Input for this task -

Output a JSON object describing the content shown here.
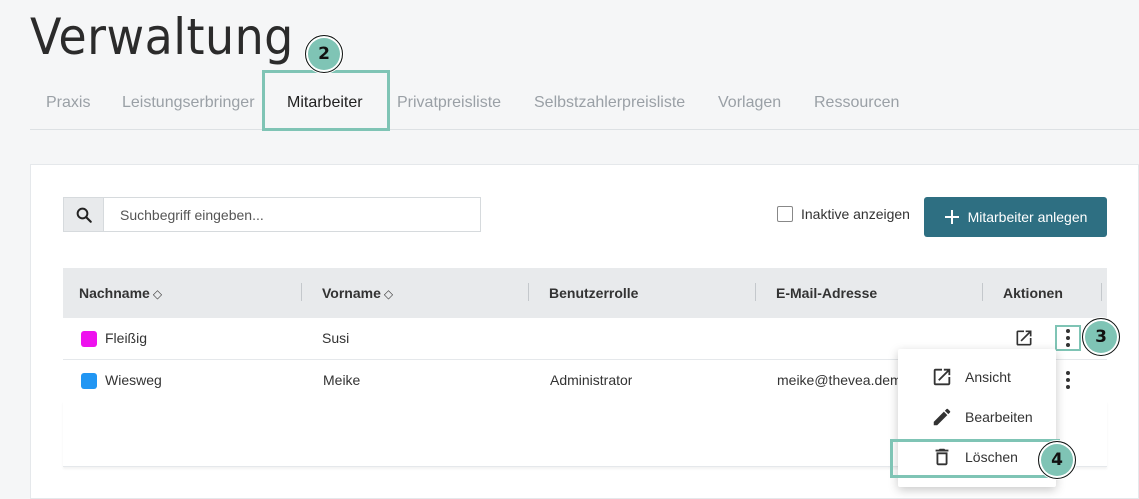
{
  "page": {
    "title": "Verwaltung"
  },
  "tabs": [
    {
      "label": "Praxis"
    },
    {
      "label": "Leistungserbringer"
    },
    {
      "label": "Mitarbeiter",
      "active": true
    },
    {
      "label": "Privatpreisliste"
    },
    {
      "label": "Selbstzahlerpreisliste"
    },
    {
      "label": "Vorlagen"
    },
    {
      "label": "Ressourcen"
    }
  ],
  "search": {
    "placeholder": "Suchbegriff eingeben...",
    "icon": "search-icon"
  },
  "filter": {
    "inactive_label": "Inaktive anzeigen",
    "checked": false
  },
  "add_button": {
    "label": "Mitarbeiter anlegen",
    "icon": "plus-icon",
    "color": "#2e6f82"
  },
  "table": {
    "headers": {
      "nachname": "Nachname",
      "vorname": "Vorname",
      "rolle": "Benutzerrolle",
      "email": "E-Mail-Adresse",
      "aktionen": "Aktionen"
    },
    "sort_glyph": "◇",
    "rows": [
      {
        "color": "#ee11ee",
        "nachname": "Fleißig",
        "vorname": "Susi",
        "rolle": "",
        "email": ""
      },
      {
        "color": "#2196f3",
        "nachname": "Wiesweg",
        "vorname": "Meike",
        "rolle": "Administrator",
        "email": "meike@thevea.dem"
      }
    ]
  },
  "context_menu": {
    "items": [
      {
        "label": "Ansicht",
        "icon": "open-external-icon"
      },
      {
        "label": "Bearbeiten",
        "icon": "pencil-icon"
      },
      {
        "label": "Löschen",
        "icon": "trash-icon"
      }
    ]
  },
  "annotations": {
    "highlight_color": "#7fc4b5",
    "steps": [
      "2",
      "3",
      "4"
    ]
  }
}
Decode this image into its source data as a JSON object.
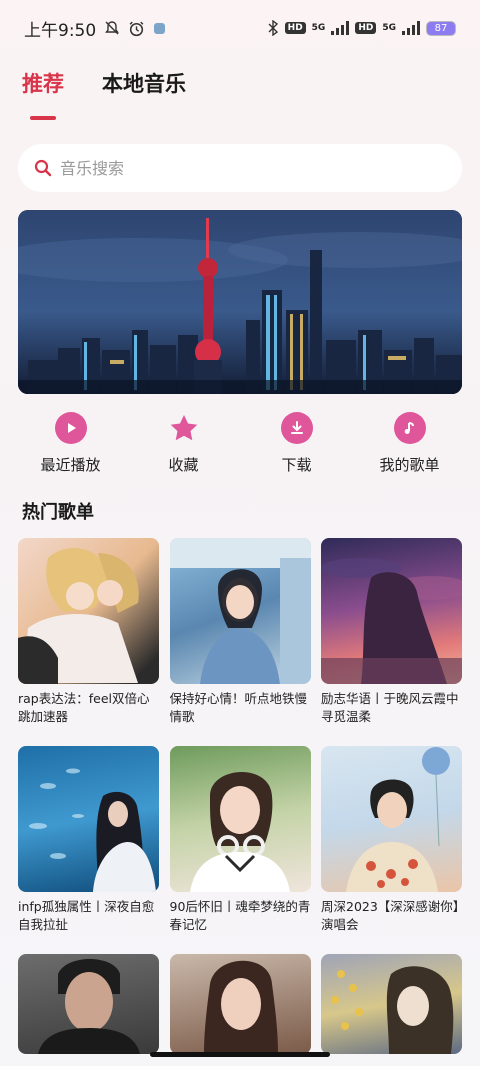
{
  "status_bar": {
    "time": "上午9:50",
    "network_5g_a": "5G",
    "network_5g_b": "5G",
    "hd_a": "HD",
    "hd_b": "HD",
    "battery": "87"
  },
  "tabs": [
    {
      "label": "推荐",
      "active": true
    },
    {
      "label": "本地音乐",
      "active": false
    }
  ],
  "search": {
    "placeholder": "音乐搜索"
  },
  "quick_actions": [
    {
      "label": "最近播放",
      "icon": "play-icon"
    },
    {
      "label": "收藏",
      "icon": "star-icon"
    },
    {
      "label": "下载",
      "icon": "download-icon"
    },
    {
      "label": "我的歌单",
      "icon": "music-note-icon"
    }
  ],
  "section": {
    "title": "热门歌单"
  },
  "playlists": [
    {
      "title": "rap表达法：feel双倍心跳加速器"
    },
    {
      "title": "保持好心情！听点地铁慢情歌"
    },
    {
      "title": "励志华语丨于晚风云霞中寻觅温柔"
    },
    {
      "title": "infp孤独属性丨深夜自愈自我拉扯"
    },
    {
      "title": "90后怀旧丨魂牵梦绕的青春记忆"
    },
    {
      "title": "周深2023【深深感谢你】演唱会"
    },
    {
      "title": ""
    },
    {
      "title": ""
    },
    {
      "title": ""
    }
  ],
  "colors": {
    "accent": "#d8344a",
    "icon_pink": "#e0569b",
    "background": "#f7f3f5"
  }
}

Goal of the exercise -
Nothing but the pictures may be dropped; output the records above exactly.

Solution for this task -
Output a JSON object describing the content shown here.
{
  "page": {
    "title": "Verwaltung"
  },
  "tabs": [
    {
      "label": "Praxis"
    },
    {
      "label": "Leistungserbringer"
    },
    {
      "label": "Mitarbeiter",
      "active": true
    },
    {
      "label": "Privatpreisliste"
    },
    {
      "label": "Selbstzahlerpreisliste"
    },
    {
      "label": "Vorlagen"
    },
    {
      "label": "Ressourcen"
    }
  ],
  "search": {
    "placeholder": "Suchbegriff eingeben...",
    "icon": "search-icon"
  },
  "filter": {
    "inactive_label": "Inaktive anzeigen",
    "checked": false
  },
  "add_button": {
    "label": "Mitarbeiter anlegen",
    "icon": "plus-icon",
    "color": "#2e6f82"
  },
  "table": {
    "headers": {
      "nachname": "Nachname",
      "vorname": "Vorname",
      "rolle": "Benutzerrolle",
      "email": "E-Mail-Adresse",
      "aktionen": "Aktionen"
    },
    "sort_glyph": "◇",
    "rows": [
      {
        "color": "#ee11ee",
        "nachname": "Fleißig",
        "vorname": "Susi",
        "rolle": "",
        "email": ""
      },
      {
        "color": "#2196f3",
        "nachname": "Wiesweg",
        "vorname": "Meike",
        "rolle": "Administrator",
        "email": "meike@thevea.dem"
      }
    ]
  },
  "context_menu": {
    "items": [
      {
        "label": "Ansicht",
        "icon": "open-external-icon"
      },
      {
        "label": "Bearbeiten",
        "icon": "pencil-icon"
      },
      {
        "label": "Löschen",
        "icon": "trash-icon"
      }
    ]
  },
  "annotations": {
    "highlight_color": "#7fc4b5",
    "steps": [
      "2",
      "3",
      "4"
    ]
  }
}
Decode this image into its source data as a JSON object.
{
  "status_bar": {
    "time": "上午9:50",
    "network_5g_a": "5G",
    "network_5g_b": "5G",
    "hd_a": "HD",
    "hd_b": "HD",
    "battery": "87"
  },
  "tabs": [
    {
      "label": "推荐",
      "active": true
    },
    {
      "label": "本地音乐",
      "active": false
    }
  ],
  "search": {
    "placeholder": "音乐搜索"
  },
  "quick_actions": [
    {
      "label": "最近播放",
      "icon": "play-icon"
    },
    {
      "label": "收藏",
      "icon": "star-icon"
    },
    {
      "label": "下载",
      "icon": "download-icon"
    },
    {
      "label": "我的歌单",
      "icon": "music-note-icon"
    }
  ],
  "section": {
    "title": "热门歌单"
  },
  "playlists": [
    {
      "title": "rap表达法：feel双倍心跳加速器"
    },
    {
      "title": "保持好心情！听点地铁慢情歌"
    },
    {
      "title": "励志华语丨于晚风云霞中寻觅温柔"
    },
    {
      "title": "infp孤独属性丨深夜自愈自我拉扯"
    },
    {
      "title": "90后怀旧丨魂牵梦绕的青春记忆"
    },
    {
      "title": "周深2023【深深感谢你】演唱会"
    },
    {
      "title": ""
    },
    {
      "title": ""
    },
    {
      "title": ""
    }
  ],
  "colors": {
    "accent": "#d8344a",
    "icon_pink": "#e0569b",
    "background": "#f7f3f5"
  }
}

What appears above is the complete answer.